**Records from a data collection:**
-------
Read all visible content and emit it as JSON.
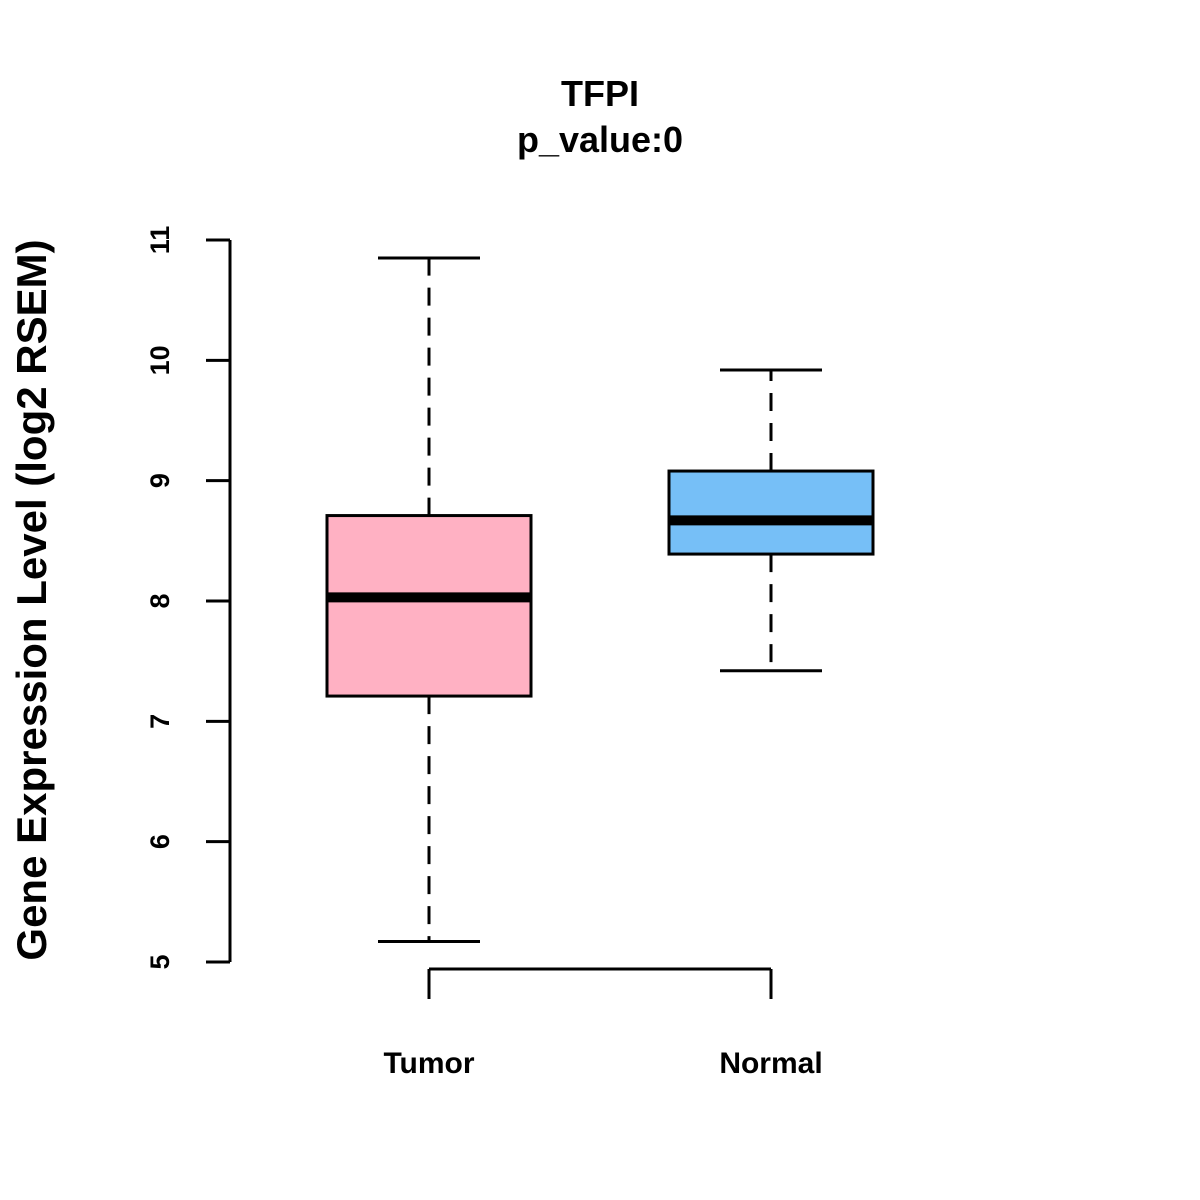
{
  "chart_data": {
    "type": "box",
    "title": "TFPI",
    "subtitle": "p_value:0",
    "xlabel": "",
    "ylabel": "Gene Expression Level (log2 RSEM)",
    "ylim": [
      5,
      11
    ],
    "yticks": [
      5,
      6,
      7,
      8,
      9,
      10,
      11
    ],
    "yticks_text": [
      "5",
      "6",
      "7",
      "8",
      "9",
      "10",
      "11"
    ],
    "grid": false,
    "categories": [
      "Tumor",
      "Normal"
    ],
    "series": [
      {
        "name": "Tumor",
        "whisker_low": 5.17,
        "q1": 7.21,
        "median": 8.03,
        "q3": 8.71,
        "whisker_high": 10.85,
        "color": "#FFB1C3"
      },
      {
        "name": "Normal",
        "whisker_low": 7.42,
        "q1": 8.39,
        "median": 8.67,
        "q3": 9.08,
        "whisker_high": 9.92,
        "color": "#76BFF7"
      }
    ]
  }
}
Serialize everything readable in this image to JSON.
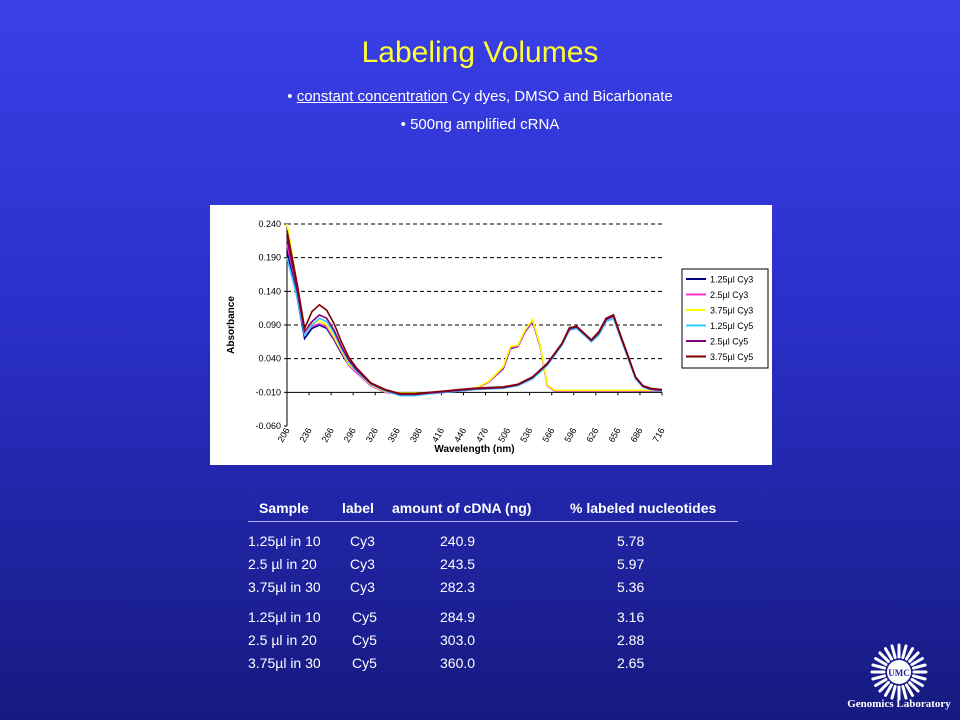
{
  "slide": {
    "title": "Labeling Volumes",
    "bullet1_prefix": "• ",
    "bullet1_underlined": "constant concentration",
    "bullet1_rest": " Cy dyes, DMSO and Bicarbonate",
    "bullet2": "• 500ng amplified cRNA"
  },
  "colors": {
    "title": "#ffff33",
    "background_top": "#3a3fe8",
    "background_bottom": "#161a80"
  },
  "chart_data": {
    "type": "line",
    "xlabel": "Wavelength (nm)",
    "ylabel": "Absorbance",
    "ylim": [
      -0.06,
      0.24
    ],
    "xlim": [
      206,
      716
    ],
    "y_ticks": [
      "0.240",
      "0.190",
      "0.140",
      "0.090",
      "0.040",
      "-0.010",
      "-0.060"
    ],
    "y_tick_values": [
      0.24,
      0.19,
      0.14,
      0.09,
      0.04,
      -0.01,
      -0.06
    ],
    "x_ticks": [
      "206",
      "236",
      "266",
      "296",
      "326",
      "356",
      "386",
      "416",
      "446",
      "476",
      "506",
      "536",
      "566",
      "596",
      "626",
      "656",
      "686",
      "716"
    ],
    "grid": "horizontal dashed",
    "legend_position": "right",
    "series": [
      {
        "name": "1.25µl Cy3",
        "color": "#000080",
        "x": [
          206,
          220,
          230,
          240,
          250,
          260,
          270,
          280,
          290,
          300,
          320,
          340,
          360,
          380,
          400,
          420,
          440,
          460,
          480,
          500,
          510,
          520,
          530,
          540,
          550,
          560,
          570,
          580,
          600,
          620,
          640,
          660,
          680,
          700,
          716
        ],
        "y": [
          0.2,
          0.13,
          0.07,
          0.085,
          0.09,
          0.085,
          0.068,
          0.048,
          0.03,
          0.02,
          0.0,
          -0.01,
          -0.012,
          -0.012,
          -0.012,
          -0.01,
          -0.008,
          -0.006,
          0.005,
          0.025,
          0.055,
          0.058,
          0.08,
          0.095,
          0.06,
          0.0,
          -0.008,
          -0.008,
          -0.008,
          -0.008,
          -0.008,
          -0.008,
          -0.008,
          -0.008,
          -0.008
        ]
      },
      {
        "name": "2.5µl Cy3",
        "color": "#ff33cc",
        "x": [
          206,
          220,
          230,
          240,
          250,
          260,
          270,
          280,
          290,
          300,
          320,
          340,
          360,
          380,
          400,
          420,
          440,
          460,
          480,
          500,
          510,
          520,
          530,
          540,
          550,
          560,
          570,
          580,
          600,
          620,
          640,
          660,
          680,
          700,
          716
        ],
        "y": [
          0.21,
          0.14,
          0.075,
          0.088,
          0.092,
          0.087,
          0.07,
          0.05,
          0.03,
          0.02,
          0.0,
          -0.01,
          -0.012,
          -0.012,
          -0.012,
          -0.01,
          -0.008,
          -0.006,
          0.005,
          0.026,
          0.056,
          0.059,
          0.081,
          0.096,
          0.061,
          0.0,
          -0.008,
          -0.008,
          -0.008,
          -0.008,
          -0.008,
          -0.008,
          -0.008,
          -0.008,
          -0.008
        ]
      },
      {
        "name": "3.75µl Cy3",
        "color": "#ffff00",
        "x": [
          206,
          220,
          230,
          240,
          250,
          260,
          270,
          280,
          290,
          300,
          320,
          340,
          360,
          380,
          400,
          420,
          440,
          460,
          480,
          500,
          510,
          520,
          530,
          540,
          550,
          560,
          570,
          580,
          600,
          620,
          640,
          660,
          680,
          700,
          716
        ],
        "y": [
          0.24,
          0.15,
          0.08,
          0.092,
          0.096,
          0.09,
          0.072,
          0.052,
          0.032,
          0.022,
          0.001,
          -0.009,
          -0.011,
          -0.011,
          -0.011,
          -0.009,
          -0.007,
          -0.005,
          0.006,
          0.028,
          0.058,
          0.06,
          0.083,
          0.098,
          0.062,
          0.001,
          -0.007,
          -0.007,
          -0.007,
          -0.007,
          -0.007,
          -0.007,
          -0.007,
          -0.007,
          -0.007
        ]
      },
      {
        "name": "1.25µl Cy5",
        "color": "#33ccff",
        "x": [
          206,
          220,
          230,
          240,
          250,
          260,
          270,
          280,
          290,
          300,
          320,
          340,
          360,
          380,
          400,
          420,
          440,
          460,
          480,
          500,
          520,
          540,
          560,
          580,
          590,
          600,
          610,
          620,
          630,
          640,
          650,
          660,
          670,
          680,
          690,
          700,
          716
        ],
        "y": [
          0.19,
          0.13,
          0.075,
          0.09,
          0.1,
          0.095,
          0.078,
          0.055,
          0.035,
          0.022,
          0.002,
          -0.008,
          -0.015,
          -0.015,
          -0.012,
          -0.01,
          -0.008,
          -0.006,
          -0.005,
          -0.004,
          0.0,
          0.01,
          0.03,
          0.06,
          0.082,
          0.085,
          0.075,
          0.065,
          0.075,
          0.095,
          0.1,
          0.07,
          0.04,
          0.01,
          -0.002,
          -0.006,
          -0.008
        ]
      },
      {
        "name": "2.5µl Cy5",
        "color": "#800080",
        "x": [
          206,
          220,
          230,
          240,
          250,
          260,
          270,
          280,
          290,
          300,
          320,
          340,
          360,
          380,
          400,
          420,
          440,
          460,
          480,
          500,
          520,
          540,
          560,
          580,
          590,
          600,
          610,
          620,
          630,
          640,
          650,
          660,
          670,
          680,
          690,
          700,
          716
        ],
        "y": [
          0.22,
          0.14,
          0.08,
          0.095,
          0.105,
          0.1,
          0.082,
          0.058,
          0.038,
          0.024,
          0.003,
          -0.007,
          -0.013,
          -0.013,
          -0.011,
          -0.009,
          -0.007,
          -0.005,
          -0.004,
          -0.003,
          0.001,
          0.012,
          0.032,
          0.062,
          0.084,
          0.087,
          0.077,
          0.067,
          0.078,
          0.098,
          0.103,
          0.072,
          0.042,
          0.012,
          -0.001,
          -0.005,
          -0.007
        ]
      },
      {
        "name": "3.75µl Cy5",
        "color": "#800000",
        "x": [
          206,
          220,
          230,
          240,
          250,
          260,
          270,
          280,
          290,
          300,
          320,
          340,
          360,
          380,
          400,
          420,
          440,
          460,
          480,
          500,
          520,
          540,
          560,
          580,
          590,
          600,
          610,
          620,
          630,
          640,
          650,
          660,
          670,
          680,
          690,
          700,
          716
        ],
        "y": [
          0.23,
          0.15,
          0.085,
          0.11,
          0.12,
          0.112,
          0.092,
          0.065,
          0.042,
          0.027,
          0.004,
          -0.006,
          -0.012,
          -0.012,
          -0.01,
          -0.008,
          -0.006,
          -0.004,
          -0.003,
          -0.002,
          0.002,
          0.013,
          0.033,
          0.063,
          0.086,
          0.088,
          0.078,
          0.068,
          0.08,
          0.1,
          0.105,
          0.074,
          0.044,
          0.013,
          0.0,
          -0.004,
          -0.006
        ]
      }
    ]
  },
  "table": {
    "headers": [
      "Sample",
      "label",
      "amount of cDNA (ng)",
      "% labeled nucleotides"
    ],
    "rows": [
      {
        "sample": "1.25µl in 10",
        "label": "Cy3",
        "amount": "240.9",
        "pct": "5.78"
      },
      {
        "sample": "2.5  µl in 20",
        "label": "Cy3",
        "amount": "243.5",
        "pct": "5.97"
      },
      {
        "sample": "3.75µl in 30",
        "label": "Cy3",
        "amount": "282.3",
        "pct": "5.36"
      },
      {
        "sample": "1.25µl in 10",
        "label": "Cy5",
        "amount": "284.9",
        "pct": "3.16"
      },
      {
        "sample": "2.5  µl in 20",
        "label": "Cy5",
        "amount": "303.0",
        "pct": "2.88"
      },
      {
        "sample": "3.75µl in 30",
        "label": "Cy5",
        "amount": "360.0",
        "pct": "2.65"
      }
    ]
  },
  "logo": {
    "mark_text": "UMC",
    "caption": "Genomics Laboratory"
  }
}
-------
**What to produce:** Each line of the entries above that includes the string "amount" should be copied out.

**Exercise output:**
      "amount of cDNA (ng)",
        "amount": "240.9",
        "amount": "243.5",
        "amount": "282.3",
        "amount": "284.9",
        "amount": "303.0",
        "amount": "360.0",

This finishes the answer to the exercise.